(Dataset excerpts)
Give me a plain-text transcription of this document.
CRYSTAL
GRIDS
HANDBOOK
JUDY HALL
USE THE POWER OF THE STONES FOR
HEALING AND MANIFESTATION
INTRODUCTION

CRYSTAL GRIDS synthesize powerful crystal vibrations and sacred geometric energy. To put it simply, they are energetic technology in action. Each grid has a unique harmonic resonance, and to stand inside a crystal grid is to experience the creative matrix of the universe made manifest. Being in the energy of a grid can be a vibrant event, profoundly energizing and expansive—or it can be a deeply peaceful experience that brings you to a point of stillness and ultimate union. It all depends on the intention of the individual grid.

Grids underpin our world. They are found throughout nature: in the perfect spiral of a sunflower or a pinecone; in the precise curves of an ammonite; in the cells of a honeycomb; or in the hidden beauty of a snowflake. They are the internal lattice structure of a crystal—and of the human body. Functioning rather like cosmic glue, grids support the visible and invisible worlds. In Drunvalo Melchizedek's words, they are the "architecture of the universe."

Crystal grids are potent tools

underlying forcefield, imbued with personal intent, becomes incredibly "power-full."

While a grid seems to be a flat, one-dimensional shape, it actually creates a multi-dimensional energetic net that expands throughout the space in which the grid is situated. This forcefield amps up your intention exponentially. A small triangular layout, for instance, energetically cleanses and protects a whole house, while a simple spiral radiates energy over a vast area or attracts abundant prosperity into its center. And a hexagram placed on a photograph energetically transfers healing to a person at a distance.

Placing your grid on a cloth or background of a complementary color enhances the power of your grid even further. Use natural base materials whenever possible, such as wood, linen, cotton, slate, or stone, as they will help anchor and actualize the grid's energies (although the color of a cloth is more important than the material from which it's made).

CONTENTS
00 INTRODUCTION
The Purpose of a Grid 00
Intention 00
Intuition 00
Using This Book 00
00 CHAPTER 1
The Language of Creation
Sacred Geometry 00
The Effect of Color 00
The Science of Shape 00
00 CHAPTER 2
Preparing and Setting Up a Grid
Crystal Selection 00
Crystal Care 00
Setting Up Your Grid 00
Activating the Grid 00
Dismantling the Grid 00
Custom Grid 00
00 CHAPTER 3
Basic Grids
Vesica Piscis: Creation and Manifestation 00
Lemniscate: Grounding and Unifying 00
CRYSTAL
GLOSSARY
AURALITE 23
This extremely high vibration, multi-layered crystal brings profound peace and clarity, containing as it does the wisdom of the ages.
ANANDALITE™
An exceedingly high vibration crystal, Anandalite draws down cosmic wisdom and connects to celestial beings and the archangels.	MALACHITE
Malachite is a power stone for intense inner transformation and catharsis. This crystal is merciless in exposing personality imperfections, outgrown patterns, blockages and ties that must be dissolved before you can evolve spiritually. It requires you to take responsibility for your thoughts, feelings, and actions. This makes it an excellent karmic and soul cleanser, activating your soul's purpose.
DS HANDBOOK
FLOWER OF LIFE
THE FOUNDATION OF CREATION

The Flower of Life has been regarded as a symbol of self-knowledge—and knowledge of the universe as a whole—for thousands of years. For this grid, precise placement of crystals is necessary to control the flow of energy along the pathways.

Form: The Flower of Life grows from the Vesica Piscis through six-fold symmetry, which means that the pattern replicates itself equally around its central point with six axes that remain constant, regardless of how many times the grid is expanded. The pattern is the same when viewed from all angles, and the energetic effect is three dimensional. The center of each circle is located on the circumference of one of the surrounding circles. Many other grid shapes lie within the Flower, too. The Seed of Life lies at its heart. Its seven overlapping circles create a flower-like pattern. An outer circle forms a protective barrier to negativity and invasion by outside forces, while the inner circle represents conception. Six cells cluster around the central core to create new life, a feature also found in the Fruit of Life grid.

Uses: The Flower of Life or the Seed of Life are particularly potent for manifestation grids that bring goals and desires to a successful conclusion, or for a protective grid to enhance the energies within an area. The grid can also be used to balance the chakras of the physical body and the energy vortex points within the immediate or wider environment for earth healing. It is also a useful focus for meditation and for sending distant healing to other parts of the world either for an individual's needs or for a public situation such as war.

- **Directions for this task**
For each line above that includes "high", make a copy.

- **Solved problem**
This extremely high vibration, multi-layered crystal brings profound peace and clarity, containing as it does the wisdom of the ages.
An exceedingly high vibration crystal, Anandalite draws down cosmic wisdom and connects to celestial beings and the archangels.	MALACHITE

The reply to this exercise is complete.